• _Problem to work on_
Look through the records below, and copy out every line that holds the string "subtitle".

• _Data for this task_
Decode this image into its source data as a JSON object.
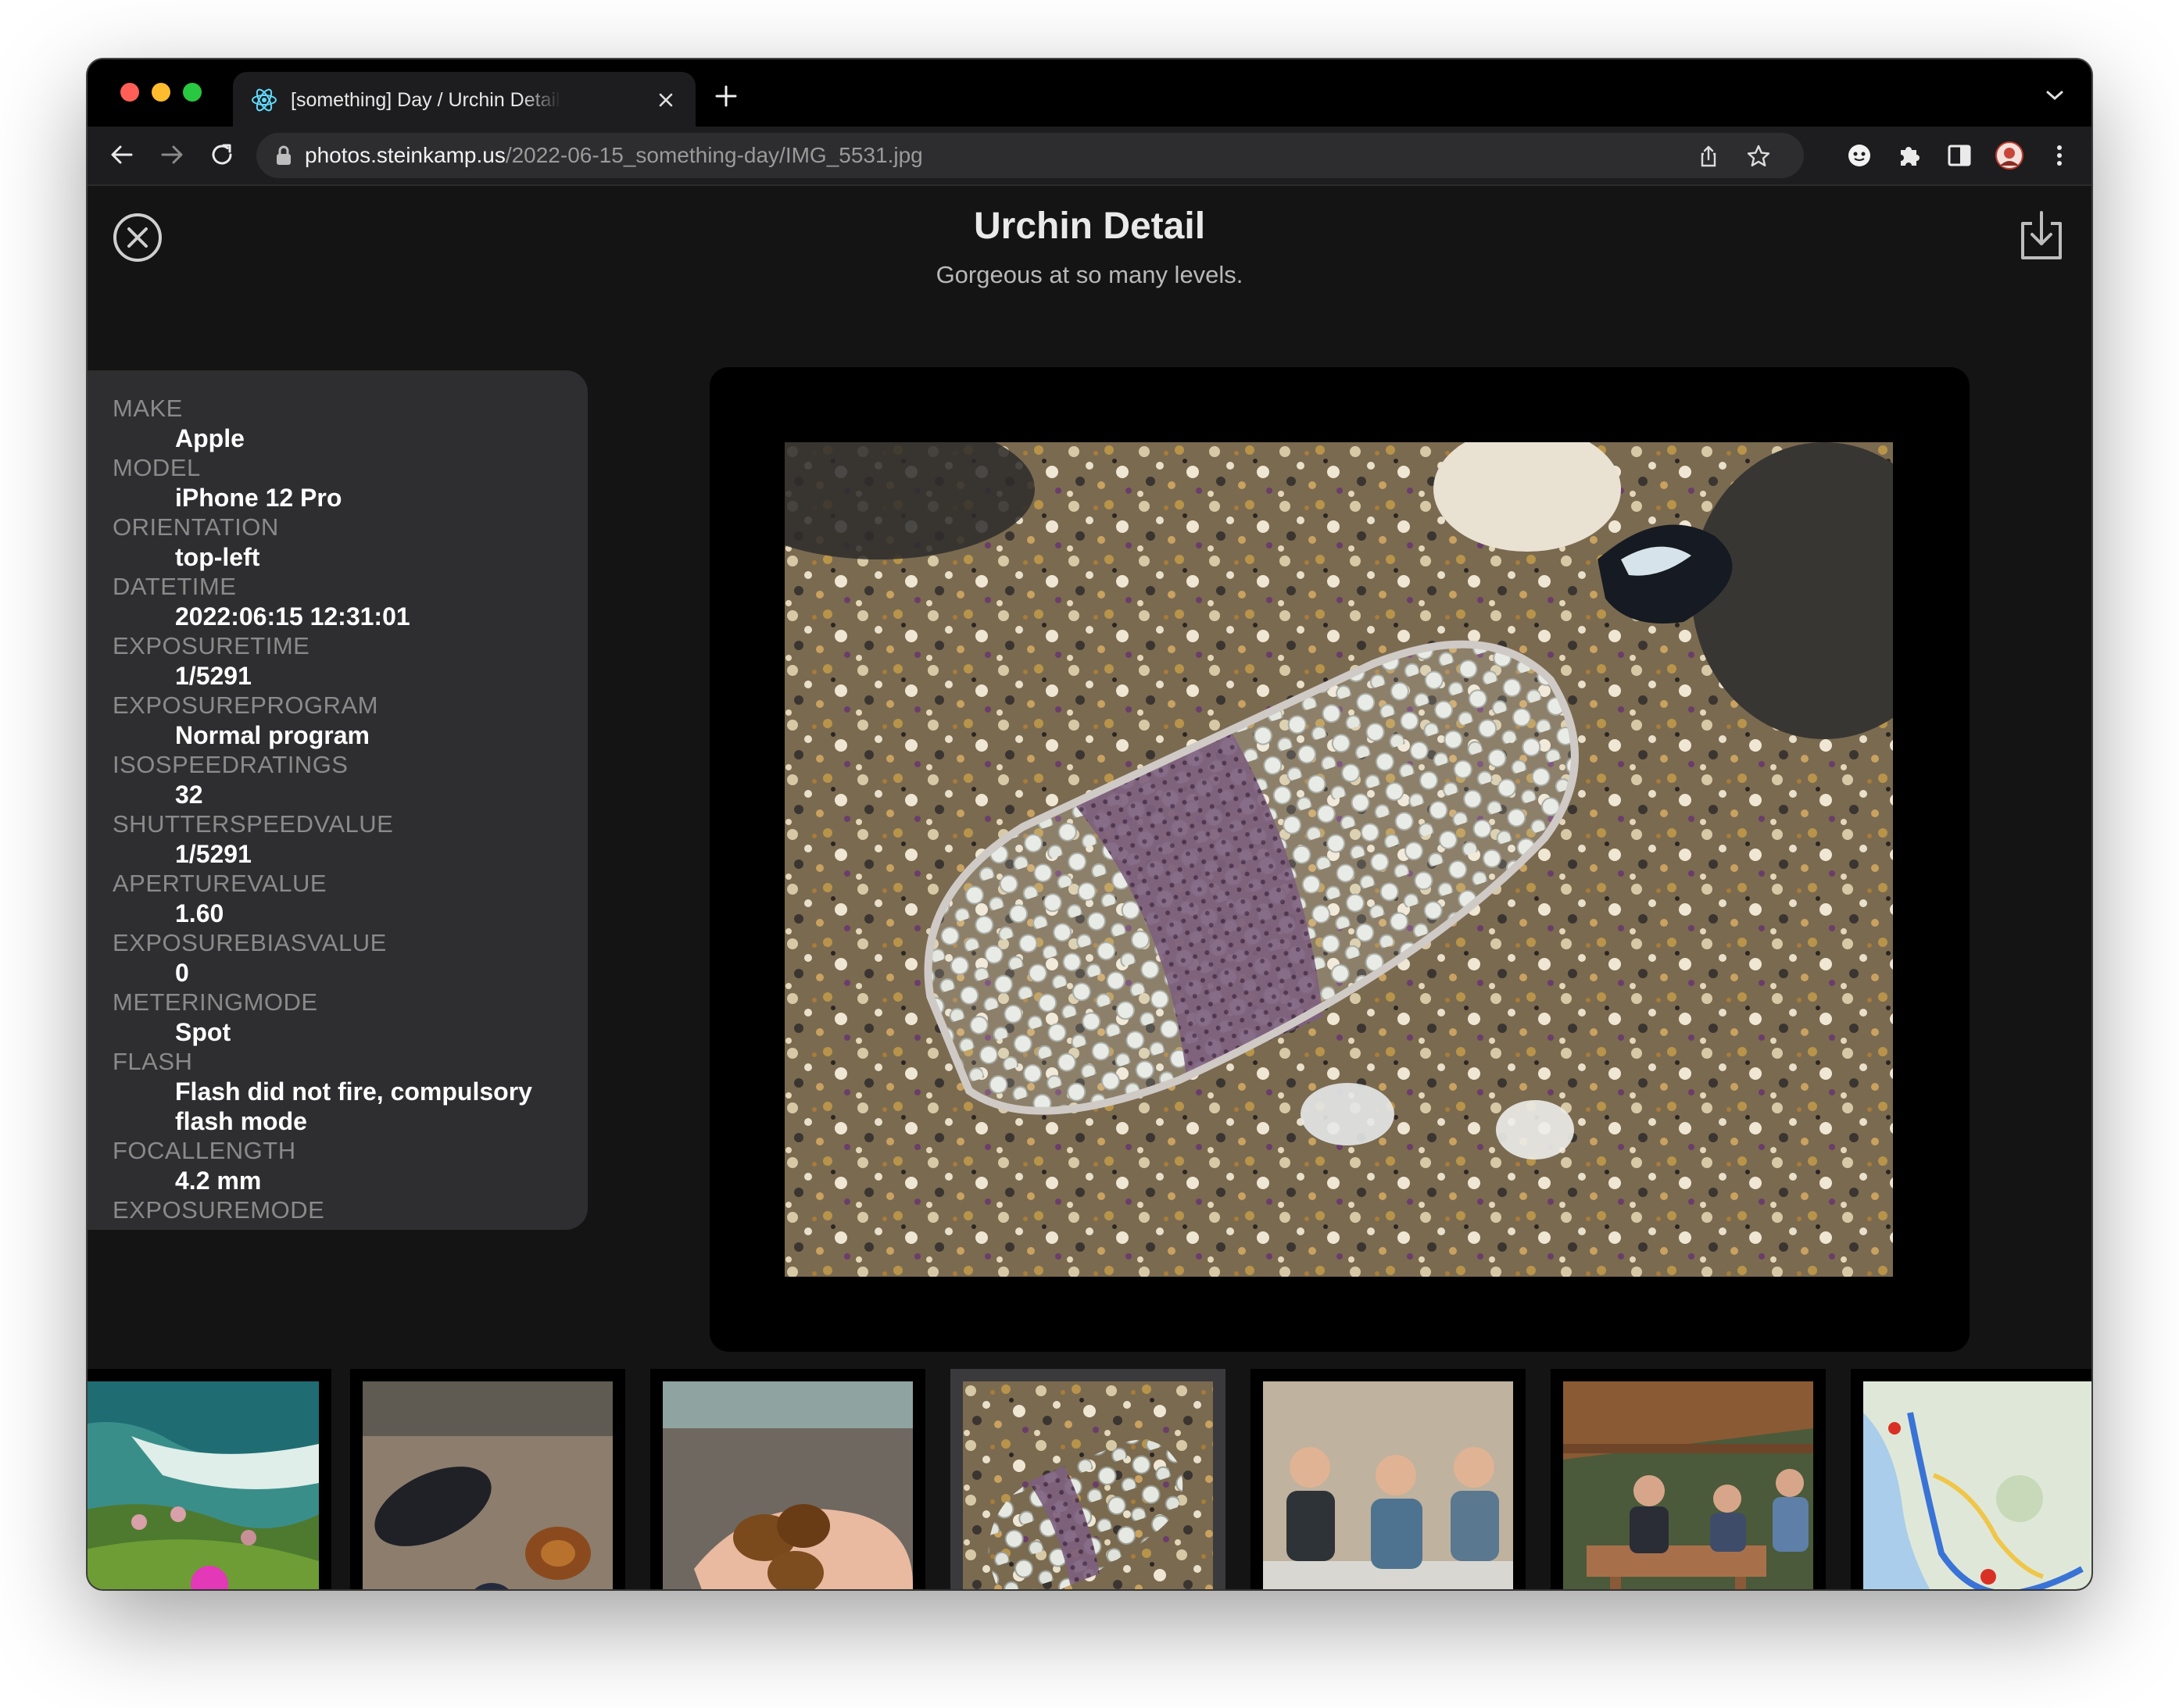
{
  "browser": {
    "tab": {
      "title": "[something] Day / Urchin Detail"
    },
    "url": {
      "host": "photos.steinkamp.us",
      "path": "/2022-06-15_something-day/IMG_5531.jpg"
    }
  },
  "page": {
    "title": "Urchin Detail",
    "subtitle": "Gorgeous at so many levels."
  },
  "exif": [
    {
      "key": "MAKE",
      "value": "Apple"
    },
    {
      "key": "MODEL",
      "value": "iPhone 12 Pro"
    },
    {
      "key": "ORIENTATION",
      "value": "top-left"
    },
    {
      "key": "DATETIME",
      "value": "2022:06:15 12:31:01"
    },
    {
      "key": "EXPOSURETIME",
      "value": "1/5291"
    },
    {
      "key": "EXPOSUREPROGRAM",
      "value": "Normal program"
    },
    {
      "key": "ISOSPEEDRATINGS",
      "value": "32"
    },
    {
      "key": "SHUTTERSPEEDVALUE",
      "value": "1/5291"
    },
    {
      "key": "APERTUREVALUE",
      "value": "1.60"
    },
    {
      "key": "EXPOSUREBIASVALUE",
      "value": "0"
    },
    {
      "key": "METERINGMODE",
      "value": "Spot"
    },
    {
      "key": "FLASH",
      "value": "Flash did not fire, compulsory flash mode"
    },
    {
      "key": "FOCALLENGTH",
      "value": "4.2 mm"
    },
    {
      "key": "EXPOSUREMODE",
      "value": ""
    }
  ],
  "filmstrip": {
    "thumbnails": [
      {
        "subject": "coastal flowers and surf"
      },
      {
        "subject": "mussels and snails on sand"
      },
      {
        "subject": "snail shells in hand"
      },
      {
        "subject": "urchin test on sand",
        "active": true
      },
      {
        "subject": "three hikers sitting"
      },
      {
        "subject": "group at picnic table"
      },
      {
        "subject": "map of bay area"
      }
    ]
  },
  "icons": {
    "tab_favicon": "react-atom-icon",
    "close": "close-circle-icon",
    "download": "download-icon"
  },
  "colors": {
    "background": "#141414",
    "panel": "#2e2e30",
    "viewer": "#000000"
  }
}
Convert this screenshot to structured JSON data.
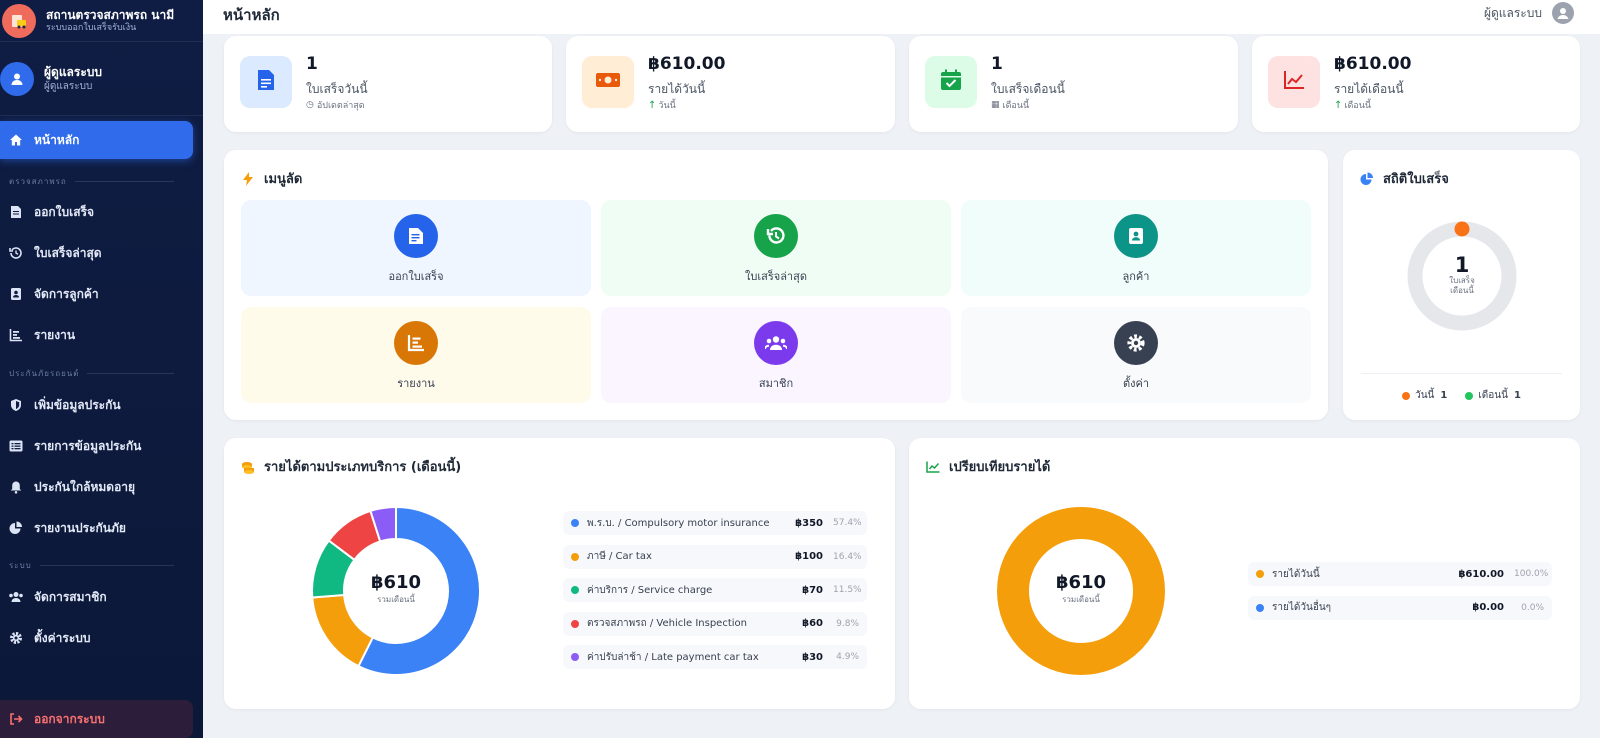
{
  "brand": {
    "title": "สถานตรวจสภาพรถ นามี",
    "subtitle": "ระบบออกใบเสร็จรับเงิน"
  },
  "user": {
    "name": "ผู้ดูแลระบบ",
    "role": "ผู้ดูแลระบบ"
  },
  "nav": {
    "home": "หน้าหลัก",
    "section_inspection": "ตรวจสภาพรถ",
    "issue_receipt": "ออกใบเสร็จ",
    "latest_receipts": "ใบเสร็จล่าสุด",
    "customers": "จัดการลูกค้า",
    "reports": "รายงาน",
    "section_insurance": "ประกันภัยรถยนต์",
    "add_insurance": "เพิ่มข้อมูลประกัน",
    "insurance_list": "รายการข้อมูลประกัน",
    "expiring": "ประกันใกล้หมดอายุ",
    "insurance_report": "รายงานประกันภัย",
    "section_system": "ระบบ",
    "members": "จัดการสมาชิก",
    "settings": "ตั้งค่าระบบ",
    "logout": "ออกจากระบบ"
  },
  "topbar": {
    "title": "หน้าหลัก",
    "user": "ผู้ดูแลระบบ"
  },
  "stats": [
    {
      "value": "1",
      "label": "ใบเสร็จวันนี้",
      "foot": "อัปเดตล่าสุด",
      "color": "#2563eb",
      "bg": "#dbeafe"
    },
    {
      "value": "฿610.00",
      "label": "รายได้วันนี้",
      "foot": "วันนี้",
      "color": "#ea580c",
      "bg": "#ffedd5"
    },
    {
      "value": "1",
      "label": "ใบเสร็จเดือนนี้",
      "foot": "เดือนนี้",
      "color": "#16a34a",
      "bg": "#dcfce7"
    },
    {
      "value": "฿610.00",
      "label": "รายได้เดือนนี้",
      "foot": "เดือนนี้",
      "color": "#dc2626",
      "bg": "#fee2e2"
    }
  ],
  "quick_menu": {
    "title": "เมนูลัด",
    "items": [
      {
        "label": "ออกใบเสร็จ",
        "icon": "receipt-icon",
        "color": "#2563eb",
        "bg": "#eff6ff"
      },
      {
        "label": "ใบเสร็จล่าสุด",
        "icon": "history-icon",
        "color": "#16a34a",
        "bg": "#f0fdf4"
      },
      {
        "label": "ลูกค้า",
        "icon": "address-book-icon",
        "color": "#0d9488",
        "bg": "#f0fdfa"
      },
      {
        "label": "รายงาน",
        "icon": "chart-bar-icon",
        "color": "#d97706",
        "bg": "#fffbeb"
      },
      {
        "label": "สมาชิก",
        "icon": "users-icon",
        "color": "#7c3aed",
        "bg": "#faf5ff"
      },
      {
        "label": "ตั้งค่า",
        "icon": "gear-icon",
        "color": "#374151",
        "bg": "#f9fafb"
      }
    ]
  },
  "receipt_stats": {
    "title": "สถิติใบเสร็จ",
    "center_value": "1",
    "center_label_1": "ใบเสร็จ",
    "center_label_2": "เดือนนี้",
    "legend_today": "วันนี้",
    "legend_today_value": "1",
    "legend_month": "เดือนนี้",
    "legend_month_value": "1",
    "colors": {
      "today": "#f97316",
      "month": "#22c55e",
      "track": "#e5e7eb"
    }
  },
  "revenue_by_service": {
    "title": "รายได้ตามประเภทบริการ (เดือนนี้)",
    "center_value": "฿610",
    "center_label": "รวมเดือนนี้"
  },
  "revenue_compare": {
    "title": "เปรียบเทียบรายได้",
    "center_value": "฿610",
    "center_label": "รวมเดือนนี้"
  },
  "chart_data": [
    {
      "type": "pie",
      "categories": [
        "พ.ร.บ. / Compulsory motor insurance",
        "ภาษี / Car tax",
        "ค่าบริการ / Service charge",
        "ตรวจสภาพรถ / Vehicle Inspection",
        "ค่าปรับล่าช้า / Late payment car tax"
      ],
      "values": [
        350,
        100,
        70,
        60,
        30
      ],
      "amount_labels": [
        "฿350",
        "฿100",
        "฿70",
        "฿60",
        "฿30"
      ],
      "percent_labels": [
        "57.4%",
        "16.4%",
        "11.5%",
        "9.8%",
        "4.9%"
      ],
      "colors": [
        "#3b82f6",
        "#f59e0b",
        "#10b981",
        "#ef4444",
        "#8b5cf6"
      ]
    },
    {
      "type": "pie",
      "categories": [
        "รายได้วันนี้",
        "รายได้วันอื่นๆ"
      ],
      "values": [
        610,
        0
      ],
      "amount_labels": [
        "฿610.00",
        "฿0.00"
      ],
      "percent_labels": [
        "100.0%",
        "0.0%"
      ],
      "colors": [
        "#f59e0b",
        "#3b82f6"
      ]
    }
  ]
}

• _Exercise result_
    "subtitle": "Gorgeous at so many levels."
    "subtitle": "ระบบออกใบเสร็จรับเงิน"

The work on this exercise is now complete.